## Begin Entries provided

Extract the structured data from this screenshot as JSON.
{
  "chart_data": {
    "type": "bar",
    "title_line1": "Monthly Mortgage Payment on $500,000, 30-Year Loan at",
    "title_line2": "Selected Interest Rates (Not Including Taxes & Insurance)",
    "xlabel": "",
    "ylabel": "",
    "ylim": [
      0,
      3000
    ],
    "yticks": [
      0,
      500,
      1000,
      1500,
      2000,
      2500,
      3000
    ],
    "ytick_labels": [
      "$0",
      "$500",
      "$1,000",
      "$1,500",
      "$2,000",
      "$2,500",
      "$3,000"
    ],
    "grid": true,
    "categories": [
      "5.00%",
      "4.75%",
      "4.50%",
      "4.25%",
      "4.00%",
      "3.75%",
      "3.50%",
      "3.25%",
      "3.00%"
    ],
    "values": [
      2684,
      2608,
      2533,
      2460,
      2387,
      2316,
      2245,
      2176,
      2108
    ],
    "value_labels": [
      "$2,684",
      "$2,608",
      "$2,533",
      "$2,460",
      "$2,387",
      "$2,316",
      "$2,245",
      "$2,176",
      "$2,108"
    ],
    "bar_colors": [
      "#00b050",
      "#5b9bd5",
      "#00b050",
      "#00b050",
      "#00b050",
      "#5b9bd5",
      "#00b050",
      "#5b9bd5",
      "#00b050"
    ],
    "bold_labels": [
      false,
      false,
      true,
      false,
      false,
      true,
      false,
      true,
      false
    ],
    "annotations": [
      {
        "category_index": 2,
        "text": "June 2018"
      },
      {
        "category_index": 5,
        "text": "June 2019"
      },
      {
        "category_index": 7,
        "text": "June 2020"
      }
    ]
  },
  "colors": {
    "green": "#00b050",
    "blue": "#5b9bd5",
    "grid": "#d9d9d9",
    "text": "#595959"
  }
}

## End Entries provided

Exercise details - Write every line of the material above again, exactly.

Output for this task -
Extract the structured data from this screenshot as JSON.
{
  "chart_data": {
    "type": "bar",
    "title_line1": "Monthly Mortgage Payment on $500,000, 30-Year Loan at",
    "title_line2": "Selected Interest Rates (Not Including Taxes & Insurance)",
    "xlabel": "",
    "ylabel": "",
    "ylim": [
      0,
      3000
    ],
    "yticks": [
      0,
      500,
      1000,
      1500,
      2000,
      2500,
      3000
    ],
    "ytick_labels": [
      "$0",
      "$500",
      "$1,000",
      "$1,500",
      "$2,000",
      "$2,500",
      "$3,000"
    ],
    "grid": true,
    "categories": [
      "5.00%",
      "4.75%",
      "4.50%",
      "4.25%",
      "4.00%",
      "3.75%",
      "3.50%",
      "3.25%",
      "3.00%"
    ],
    "values": [
      2684,
      2608,
      2533,
      2460,
      2387,
      2316,
      2245,
      2176,
      2108
    ],
    "value_labels": [
      "$2,684",
      "$2,608",
      "$2,533",
      "$2,460",
      "$2,387",
      "$2,316",
      "$2,245",
      "$2,176",
      "$2,108"
    ],
    "bar_colors": [
      "#00b050",
      "#5b9bd5",
      "#00b050",
      "#00b050",
      "#00b050",
      "#5b9bd5",
      "#00b050",
      "#5b9bd5",
      "#00b050"
    ],
    "bold_labels": [
      false,
      false,
      true,
      false,
      false,
      true,
      false,
      true,
      false
    ],
    "annotations": [
      {
        "category_index": 2,
        "text": "June 2018"
      },
      {
        "category_index": 5,
        "text": "June 2019"
      },
      {
        "category_index": 7,
        "text": "June 2020"
      }
    ]
  },
  "colors": {
    "green": "#00b050",
    "blue": "#5b9bd5",
    "grid": "#d9d9d9",
    "text": "#595959"
  }
}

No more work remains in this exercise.